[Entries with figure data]
** Start **

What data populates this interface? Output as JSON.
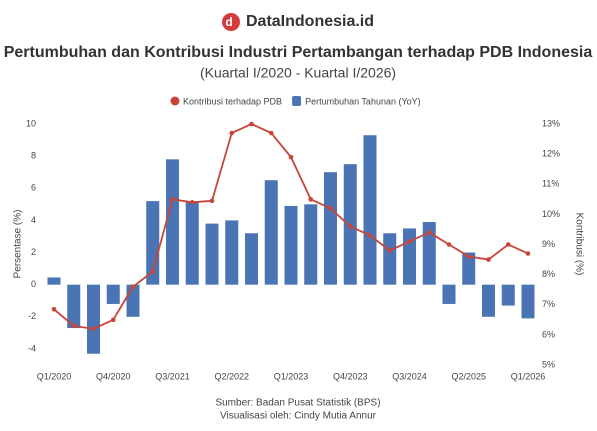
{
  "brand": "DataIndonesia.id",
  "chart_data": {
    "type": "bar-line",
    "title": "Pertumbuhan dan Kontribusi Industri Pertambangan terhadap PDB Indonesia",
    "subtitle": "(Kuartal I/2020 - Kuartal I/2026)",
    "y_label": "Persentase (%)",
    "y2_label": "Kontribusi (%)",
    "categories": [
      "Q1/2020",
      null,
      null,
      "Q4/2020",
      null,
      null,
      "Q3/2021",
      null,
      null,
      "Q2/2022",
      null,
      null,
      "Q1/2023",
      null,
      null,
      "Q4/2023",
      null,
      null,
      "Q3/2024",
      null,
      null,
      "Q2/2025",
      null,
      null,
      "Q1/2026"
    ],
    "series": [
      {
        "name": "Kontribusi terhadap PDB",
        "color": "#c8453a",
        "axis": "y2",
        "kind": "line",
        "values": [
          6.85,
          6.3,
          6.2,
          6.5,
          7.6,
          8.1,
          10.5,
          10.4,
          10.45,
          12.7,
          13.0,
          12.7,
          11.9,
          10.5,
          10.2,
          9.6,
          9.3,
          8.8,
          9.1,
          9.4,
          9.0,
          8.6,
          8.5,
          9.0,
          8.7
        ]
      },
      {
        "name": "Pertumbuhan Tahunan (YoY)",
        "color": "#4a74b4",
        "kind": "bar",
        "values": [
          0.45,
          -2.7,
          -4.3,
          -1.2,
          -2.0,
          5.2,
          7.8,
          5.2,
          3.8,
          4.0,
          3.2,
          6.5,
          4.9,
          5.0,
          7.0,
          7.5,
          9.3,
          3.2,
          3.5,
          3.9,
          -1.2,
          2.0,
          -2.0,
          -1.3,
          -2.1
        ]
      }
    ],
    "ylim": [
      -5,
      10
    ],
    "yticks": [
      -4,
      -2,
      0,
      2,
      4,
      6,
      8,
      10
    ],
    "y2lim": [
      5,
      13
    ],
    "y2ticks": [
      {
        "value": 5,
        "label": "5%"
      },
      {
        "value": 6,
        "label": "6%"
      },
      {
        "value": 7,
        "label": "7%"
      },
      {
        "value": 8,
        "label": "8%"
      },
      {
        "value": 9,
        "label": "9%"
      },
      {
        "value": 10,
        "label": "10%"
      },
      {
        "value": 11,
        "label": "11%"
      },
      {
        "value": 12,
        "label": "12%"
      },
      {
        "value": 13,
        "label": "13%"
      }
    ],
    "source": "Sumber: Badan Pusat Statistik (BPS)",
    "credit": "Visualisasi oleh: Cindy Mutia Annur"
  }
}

** End **

• [WHAT TO PRODUCE] Every record gets retyped exactly; no picture goes into the copy.

• [ANSWER TO THIS PROBLEM]
What data populates this interface? Output as JSON.
{
  "brand": "DataIndonesia.id",
  "chart_data": {
    "type": "bar-line",
    "title": "Pertumbuhan dan Kontribusi Industri Pertambangan terhadap PDB Indonesia",
    "subtitle": "(Kuartal I/2020 - Kuartal I/2026)",
    "y_label": "Persentase (%)",
    "y2_label": "Kontribusi (%)",
    "categories": [
      "Q1/2020",
      null,
      null,
      "Q4/2020",
      null,
      null,
      "Q3/2021",
      null,
      null,
      "Q2/2022",
      null,
      null,
      "Q1/2023",
      null,
      null,
      "Q4/2023",
      null,
      null,
      "Q3/2024",
      null,
      null,
      "Q2/2025",
      null,
      null,
      "Q1/2026"
    ],
    "series": [
      {
        "name": "Kontribusi terhadap PDB",
        "color": "#c8453a",
        "axis": "y2",
        "kind": "line",
        "values": [
          6.85,
          6.3,
          6.2,
          6.5,
          7.6,
          8.1,
          10.5,
          10.4,
          10.45,
          12.7,
          13.0,
          12.7,
          11.9,
          10.5,
          10.2,
          9.6,
          9.3,
          8.8,
          9.1,
          9.4,
          9.0,
          8.6,
          8.5,
          9.0,
          8.7
        ]
      },
      {
        "name": "Pertumbuhan Tahunan (YoY)",
        "color": "#4a74b4",
        "kind": "bar",
        "values": [
          0.45,
          -2.7,
          -4.3,
          -1.2,
          -2.0,
          5.2,
          7.8,
          5.2,
          3.8,
          4.0,
          3.2,
          6.5,
          4.9,
          5.0,
          7.0,
          7.5,
          9.3,
          3.2,
          3.5,
          3.9,
          -1.2,
          2.0,
          -2.0,
          -1.3,
          -2.1
        ]
      }
    ],
    "ylim": [
      -5,
      10
    ],
    "yticks": [
      -4,
      -2,
      0,
      2,
      4,
      6,
      8,
      10
    ],
    "y2lim": [
      5,
      13
    ],
    "y2ticks": [
      {
        "value": 5,
        "label": "5%"
      },
      {
        "value": 6,
        "label": "6%"
      },
      {
        "value": 7,
        "label": "7%"
      },
      {
        "value": 8,
        "label": "8%"
      },
      {
        "value": 9,
        "label": "9%"
      },
      {
        "value": 10,
        "label": "10%"
      },
      {
        "value": 11,
        "label": "11%"
      },
      {
        "value": 12,
        "label": "12%"
      },
      {
        "value": 13,
        "label": "13%"
      }
    ],
    "source": "Sumber: Badan Pusat Statistik (BPS)",
    "credit": "Visualisasi oleh: Cindy Mutia Annur"
  }
}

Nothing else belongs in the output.